Data entries
┌──

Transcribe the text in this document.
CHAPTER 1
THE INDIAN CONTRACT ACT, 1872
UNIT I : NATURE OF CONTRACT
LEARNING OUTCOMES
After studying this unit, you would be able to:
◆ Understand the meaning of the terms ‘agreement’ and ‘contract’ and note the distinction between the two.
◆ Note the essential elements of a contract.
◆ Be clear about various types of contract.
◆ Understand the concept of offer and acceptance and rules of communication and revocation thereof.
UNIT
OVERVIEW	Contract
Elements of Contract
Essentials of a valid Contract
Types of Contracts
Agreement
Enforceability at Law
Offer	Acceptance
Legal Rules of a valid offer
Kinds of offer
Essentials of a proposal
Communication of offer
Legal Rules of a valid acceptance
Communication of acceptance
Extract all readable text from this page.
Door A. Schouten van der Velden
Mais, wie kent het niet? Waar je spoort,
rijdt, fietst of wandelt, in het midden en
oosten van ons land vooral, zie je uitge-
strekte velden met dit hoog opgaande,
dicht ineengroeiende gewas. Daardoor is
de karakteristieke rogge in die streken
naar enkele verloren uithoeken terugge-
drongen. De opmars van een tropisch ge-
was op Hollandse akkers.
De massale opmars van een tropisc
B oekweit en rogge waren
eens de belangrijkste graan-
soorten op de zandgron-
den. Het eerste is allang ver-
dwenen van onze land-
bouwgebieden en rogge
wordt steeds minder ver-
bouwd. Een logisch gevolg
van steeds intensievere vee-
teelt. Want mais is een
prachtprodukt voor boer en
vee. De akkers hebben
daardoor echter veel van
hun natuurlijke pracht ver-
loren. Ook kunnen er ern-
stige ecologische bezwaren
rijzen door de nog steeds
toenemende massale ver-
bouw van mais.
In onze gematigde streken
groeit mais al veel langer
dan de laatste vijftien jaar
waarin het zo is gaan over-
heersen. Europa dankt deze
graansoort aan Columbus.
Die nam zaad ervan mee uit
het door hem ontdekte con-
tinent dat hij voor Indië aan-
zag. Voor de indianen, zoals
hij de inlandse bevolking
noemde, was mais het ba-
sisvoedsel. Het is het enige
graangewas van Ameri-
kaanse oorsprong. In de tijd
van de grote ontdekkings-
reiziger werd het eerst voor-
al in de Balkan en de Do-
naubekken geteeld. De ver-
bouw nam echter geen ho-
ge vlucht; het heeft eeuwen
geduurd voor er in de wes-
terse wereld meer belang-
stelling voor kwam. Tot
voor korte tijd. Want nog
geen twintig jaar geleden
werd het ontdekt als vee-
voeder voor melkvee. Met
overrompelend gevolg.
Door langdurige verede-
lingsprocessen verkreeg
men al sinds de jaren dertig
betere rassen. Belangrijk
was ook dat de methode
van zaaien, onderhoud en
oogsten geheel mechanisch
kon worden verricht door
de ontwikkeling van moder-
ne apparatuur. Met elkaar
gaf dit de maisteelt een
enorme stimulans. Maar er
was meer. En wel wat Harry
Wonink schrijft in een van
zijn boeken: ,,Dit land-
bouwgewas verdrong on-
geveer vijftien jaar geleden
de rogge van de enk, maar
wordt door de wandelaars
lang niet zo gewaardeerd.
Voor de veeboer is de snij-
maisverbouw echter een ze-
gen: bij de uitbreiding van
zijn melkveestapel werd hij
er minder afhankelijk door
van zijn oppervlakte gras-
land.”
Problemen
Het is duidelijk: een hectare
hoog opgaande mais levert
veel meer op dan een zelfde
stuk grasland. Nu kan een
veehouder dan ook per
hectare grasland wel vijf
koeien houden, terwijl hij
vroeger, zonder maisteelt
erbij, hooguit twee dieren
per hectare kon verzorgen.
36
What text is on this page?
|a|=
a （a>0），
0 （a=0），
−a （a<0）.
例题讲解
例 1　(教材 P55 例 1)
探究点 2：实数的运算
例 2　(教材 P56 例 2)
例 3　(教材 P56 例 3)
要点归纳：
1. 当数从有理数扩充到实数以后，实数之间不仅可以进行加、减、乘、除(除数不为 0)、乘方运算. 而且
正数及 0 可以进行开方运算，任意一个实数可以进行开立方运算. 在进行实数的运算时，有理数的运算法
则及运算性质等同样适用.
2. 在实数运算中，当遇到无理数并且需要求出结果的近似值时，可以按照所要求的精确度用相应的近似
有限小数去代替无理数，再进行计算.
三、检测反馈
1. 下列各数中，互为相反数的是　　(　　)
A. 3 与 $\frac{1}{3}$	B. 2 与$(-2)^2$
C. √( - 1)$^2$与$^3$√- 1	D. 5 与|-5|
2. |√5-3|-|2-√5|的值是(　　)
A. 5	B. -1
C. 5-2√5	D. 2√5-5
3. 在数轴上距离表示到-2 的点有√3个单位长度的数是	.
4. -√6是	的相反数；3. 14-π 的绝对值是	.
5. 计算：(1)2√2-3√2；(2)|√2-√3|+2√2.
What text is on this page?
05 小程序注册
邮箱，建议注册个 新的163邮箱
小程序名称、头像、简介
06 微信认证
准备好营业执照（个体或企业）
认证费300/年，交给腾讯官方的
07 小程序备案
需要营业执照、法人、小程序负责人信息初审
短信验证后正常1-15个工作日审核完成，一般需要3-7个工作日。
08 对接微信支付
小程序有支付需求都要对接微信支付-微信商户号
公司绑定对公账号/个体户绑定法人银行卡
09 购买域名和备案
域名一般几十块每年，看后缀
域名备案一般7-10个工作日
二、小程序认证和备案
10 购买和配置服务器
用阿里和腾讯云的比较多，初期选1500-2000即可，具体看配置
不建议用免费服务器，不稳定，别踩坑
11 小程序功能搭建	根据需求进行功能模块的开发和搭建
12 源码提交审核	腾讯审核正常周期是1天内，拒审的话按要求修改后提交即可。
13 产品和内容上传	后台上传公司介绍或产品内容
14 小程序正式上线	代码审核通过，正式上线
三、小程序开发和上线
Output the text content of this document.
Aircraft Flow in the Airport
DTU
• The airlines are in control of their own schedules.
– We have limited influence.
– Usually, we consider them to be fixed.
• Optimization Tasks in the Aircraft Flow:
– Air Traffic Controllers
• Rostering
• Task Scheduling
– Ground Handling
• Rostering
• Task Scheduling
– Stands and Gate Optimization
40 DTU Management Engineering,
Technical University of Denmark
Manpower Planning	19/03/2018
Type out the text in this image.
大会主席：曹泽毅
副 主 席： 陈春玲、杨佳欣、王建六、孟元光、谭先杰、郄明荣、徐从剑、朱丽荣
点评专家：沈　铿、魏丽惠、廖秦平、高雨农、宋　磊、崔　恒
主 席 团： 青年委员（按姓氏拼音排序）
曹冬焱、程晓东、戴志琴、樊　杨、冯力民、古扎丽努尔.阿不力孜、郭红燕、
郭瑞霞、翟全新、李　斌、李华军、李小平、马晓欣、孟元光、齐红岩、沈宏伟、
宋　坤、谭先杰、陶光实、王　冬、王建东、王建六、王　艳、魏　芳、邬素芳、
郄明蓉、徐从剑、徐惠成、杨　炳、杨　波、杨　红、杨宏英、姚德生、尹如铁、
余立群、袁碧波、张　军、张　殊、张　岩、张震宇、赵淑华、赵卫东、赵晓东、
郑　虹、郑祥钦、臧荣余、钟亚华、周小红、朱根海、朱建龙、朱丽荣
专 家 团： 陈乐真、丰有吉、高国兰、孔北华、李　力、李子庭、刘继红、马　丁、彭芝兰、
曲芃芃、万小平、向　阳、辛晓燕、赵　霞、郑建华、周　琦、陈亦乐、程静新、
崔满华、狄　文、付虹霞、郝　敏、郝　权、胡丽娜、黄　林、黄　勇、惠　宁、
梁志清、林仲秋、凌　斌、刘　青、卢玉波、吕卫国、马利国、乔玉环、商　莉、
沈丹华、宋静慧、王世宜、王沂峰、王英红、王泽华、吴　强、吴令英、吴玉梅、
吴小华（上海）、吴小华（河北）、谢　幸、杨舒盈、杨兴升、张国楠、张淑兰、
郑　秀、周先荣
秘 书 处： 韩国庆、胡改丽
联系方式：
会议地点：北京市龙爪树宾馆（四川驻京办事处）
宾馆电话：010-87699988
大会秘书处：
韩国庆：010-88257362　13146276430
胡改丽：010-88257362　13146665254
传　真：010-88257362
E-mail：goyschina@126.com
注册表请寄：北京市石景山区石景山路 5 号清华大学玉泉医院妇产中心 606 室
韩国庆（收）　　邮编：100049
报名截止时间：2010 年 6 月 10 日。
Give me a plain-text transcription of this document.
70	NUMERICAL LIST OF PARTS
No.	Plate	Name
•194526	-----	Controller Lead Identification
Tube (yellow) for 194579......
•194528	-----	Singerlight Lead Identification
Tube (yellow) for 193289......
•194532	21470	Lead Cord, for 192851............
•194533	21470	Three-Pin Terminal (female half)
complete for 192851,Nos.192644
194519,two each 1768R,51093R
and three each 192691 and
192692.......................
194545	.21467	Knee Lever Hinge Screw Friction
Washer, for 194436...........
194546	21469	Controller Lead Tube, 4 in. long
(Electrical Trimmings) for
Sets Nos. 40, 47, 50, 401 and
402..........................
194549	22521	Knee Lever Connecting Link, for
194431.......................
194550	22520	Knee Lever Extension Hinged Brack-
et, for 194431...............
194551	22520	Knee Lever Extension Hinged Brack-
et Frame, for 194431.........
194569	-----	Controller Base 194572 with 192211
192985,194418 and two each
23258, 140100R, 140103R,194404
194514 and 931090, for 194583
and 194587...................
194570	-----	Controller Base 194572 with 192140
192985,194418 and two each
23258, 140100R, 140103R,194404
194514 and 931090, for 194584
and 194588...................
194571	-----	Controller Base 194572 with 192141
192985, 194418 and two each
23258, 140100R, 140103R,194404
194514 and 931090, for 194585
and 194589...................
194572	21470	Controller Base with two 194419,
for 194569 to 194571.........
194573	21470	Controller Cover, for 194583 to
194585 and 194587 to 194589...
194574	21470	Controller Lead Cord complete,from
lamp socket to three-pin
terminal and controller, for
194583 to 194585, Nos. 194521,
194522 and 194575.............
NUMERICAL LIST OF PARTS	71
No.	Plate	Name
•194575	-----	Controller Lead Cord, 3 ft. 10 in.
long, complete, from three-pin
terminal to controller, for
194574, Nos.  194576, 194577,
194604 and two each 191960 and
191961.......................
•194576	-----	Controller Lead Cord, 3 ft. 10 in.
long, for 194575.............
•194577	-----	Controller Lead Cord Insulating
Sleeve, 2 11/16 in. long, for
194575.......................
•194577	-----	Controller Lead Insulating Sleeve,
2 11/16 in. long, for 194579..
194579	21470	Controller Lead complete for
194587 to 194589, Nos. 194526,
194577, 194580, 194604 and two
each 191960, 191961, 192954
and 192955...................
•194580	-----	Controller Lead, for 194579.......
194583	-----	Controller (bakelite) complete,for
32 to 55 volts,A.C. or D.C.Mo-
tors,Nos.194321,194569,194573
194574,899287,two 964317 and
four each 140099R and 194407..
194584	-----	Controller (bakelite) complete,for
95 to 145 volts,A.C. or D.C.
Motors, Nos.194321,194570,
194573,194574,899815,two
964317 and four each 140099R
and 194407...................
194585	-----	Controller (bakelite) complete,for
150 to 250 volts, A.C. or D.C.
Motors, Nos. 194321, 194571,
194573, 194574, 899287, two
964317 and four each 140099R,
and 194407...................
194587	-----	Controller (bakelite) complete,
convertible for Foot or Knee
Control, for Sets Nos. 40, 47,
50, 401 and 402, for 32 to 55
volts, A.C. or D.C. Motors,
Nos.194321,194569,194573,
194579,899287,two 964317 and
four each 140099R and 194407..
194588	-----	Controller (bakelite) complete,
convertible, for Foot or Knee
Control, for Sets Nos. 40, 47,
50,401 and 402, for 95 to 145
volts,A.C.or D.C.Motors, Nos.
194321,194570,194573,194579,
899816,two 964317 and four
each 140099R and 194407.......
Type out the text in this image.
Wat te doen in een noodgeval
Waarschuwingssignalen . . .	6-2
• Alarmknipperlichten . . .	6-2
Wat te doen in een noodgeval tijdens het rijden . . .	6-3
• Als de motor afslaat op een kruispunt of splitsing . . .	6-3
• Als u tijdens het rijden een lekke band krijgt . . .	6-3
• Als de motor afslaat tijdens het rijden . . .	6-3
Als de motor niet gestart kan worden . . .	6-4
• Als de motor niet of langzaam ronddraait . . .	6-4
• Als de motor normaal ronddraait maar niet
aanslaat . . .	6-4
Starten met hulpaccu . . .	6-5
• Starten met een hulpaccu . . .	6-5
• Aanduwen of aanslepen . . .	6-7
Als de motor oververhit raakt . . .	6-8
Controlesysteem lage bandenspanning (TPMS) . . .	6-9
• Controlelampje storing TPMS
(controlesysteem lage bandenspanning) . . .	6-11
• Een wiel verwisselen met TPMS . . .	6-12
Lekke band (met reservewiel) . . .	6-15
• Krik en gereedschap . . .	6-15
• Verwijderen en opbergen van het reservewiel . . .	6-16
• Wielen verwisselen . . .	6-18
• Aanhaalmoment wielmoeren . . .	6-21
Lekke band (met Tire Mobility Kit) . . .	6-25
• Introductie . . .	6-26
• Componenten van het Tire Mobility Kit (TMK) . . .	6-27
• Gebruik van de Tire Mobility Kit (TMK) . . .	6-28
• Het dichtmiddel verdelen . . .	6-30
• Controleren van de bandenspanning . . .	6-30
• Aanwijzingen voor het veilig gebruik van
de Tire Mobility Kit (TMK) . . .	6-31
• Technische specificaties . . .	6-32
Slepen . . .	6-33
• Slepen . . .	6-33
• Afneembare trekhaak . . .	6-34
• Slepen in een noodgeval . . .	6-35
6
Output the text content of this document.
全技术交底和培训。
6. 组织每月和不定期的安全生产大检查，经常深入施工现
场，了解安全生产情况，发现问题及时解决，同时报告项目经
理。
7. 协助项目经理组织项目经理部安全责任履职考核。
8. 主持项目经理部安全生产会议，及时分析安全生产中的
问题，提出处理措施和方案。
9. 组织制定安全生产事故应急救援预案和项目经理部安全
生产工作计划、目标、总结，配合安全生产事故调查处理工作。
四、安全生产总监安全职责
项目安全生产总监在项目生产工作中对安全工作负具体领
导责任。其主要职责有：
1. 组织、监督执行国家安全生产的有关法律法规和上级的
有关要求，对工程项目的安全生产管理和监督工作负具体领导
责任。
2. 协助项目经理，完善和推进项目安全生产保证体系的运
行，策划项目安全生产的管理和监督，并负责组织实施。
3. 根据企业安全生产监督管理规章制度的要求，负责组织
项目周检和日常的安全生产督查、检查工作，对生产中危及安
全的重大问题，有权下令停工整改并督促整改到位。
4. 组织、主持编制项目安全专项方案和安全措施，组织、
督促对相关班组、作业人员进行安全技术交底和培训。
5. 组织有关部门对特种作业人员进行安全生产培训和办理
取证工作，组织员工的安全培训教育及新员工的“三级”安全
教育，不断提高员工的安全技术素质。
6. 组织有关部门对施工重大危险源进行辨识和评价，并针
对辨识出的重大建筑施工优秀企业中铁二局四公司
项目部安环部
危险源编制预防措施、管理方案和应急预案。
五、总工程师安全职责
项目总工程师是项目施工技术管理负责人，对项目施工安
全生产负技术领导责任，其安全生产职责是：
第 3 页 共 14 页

└──

> _Exercise goal_: Where a line holds "akkers", copy that line.

> _Solution to the exercise_:
was op Hollandse akkers.
vee. De akkers hebben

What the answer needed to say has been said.